WHAT THE TASK ASKS: Scan the material that follows. Copy every line containing the word "placeholder".

┌──

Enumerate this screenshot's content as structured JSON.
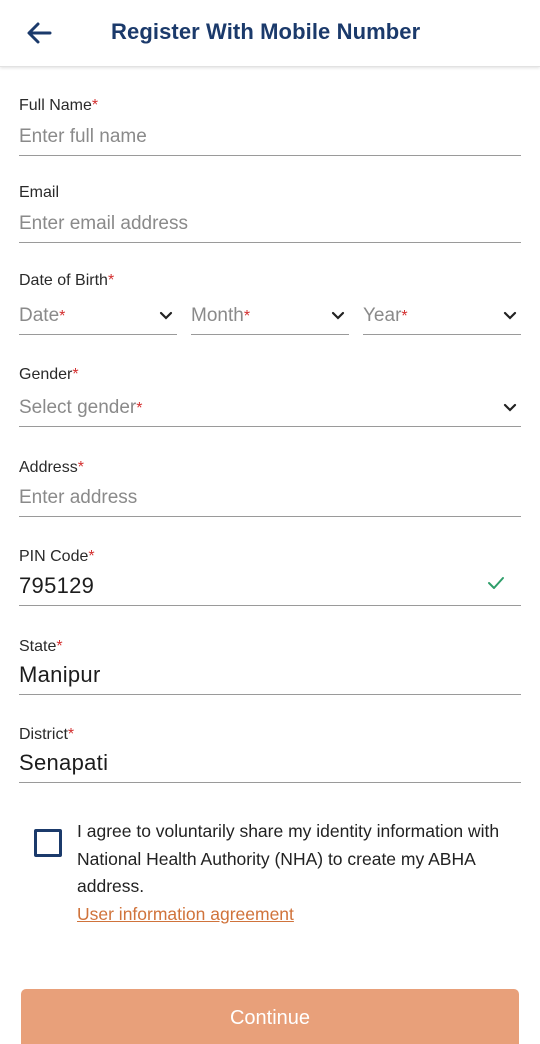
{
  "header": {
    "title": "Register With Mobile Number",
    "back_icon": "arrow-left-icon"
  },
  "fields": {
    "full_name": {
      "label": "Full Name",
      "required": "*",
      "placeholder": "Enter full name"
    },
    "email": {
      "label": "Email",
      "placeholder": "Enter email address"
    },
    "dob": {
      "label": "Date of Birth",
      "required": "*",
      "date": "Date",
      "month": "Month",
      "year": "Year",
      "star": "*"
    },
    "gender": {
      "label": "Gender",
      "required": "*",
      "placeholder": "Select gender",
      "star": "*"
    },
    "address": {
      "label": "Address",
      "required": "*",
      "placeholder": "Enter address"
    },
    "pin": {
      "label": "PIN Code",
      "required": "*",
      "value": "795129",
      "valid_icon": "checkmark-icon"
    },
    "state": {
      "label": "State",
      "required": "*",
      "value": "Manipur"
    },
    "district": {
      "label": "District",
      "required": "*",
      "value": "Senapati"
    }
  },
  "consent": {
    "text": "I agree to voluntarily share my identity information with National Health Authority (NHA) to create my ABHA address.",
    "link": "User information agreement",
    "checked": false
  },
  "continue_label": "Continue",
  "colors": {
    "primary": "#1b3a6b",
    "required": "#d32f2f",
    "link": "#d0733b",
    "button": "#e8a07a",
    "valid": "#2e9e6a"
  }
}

└──

WRITTEN REPLY:
      "placeholder": "Enter full name"
      "placeholder": "Enter email address"
      "placeholder": "Select gender",
      "placeholder": "Enter address"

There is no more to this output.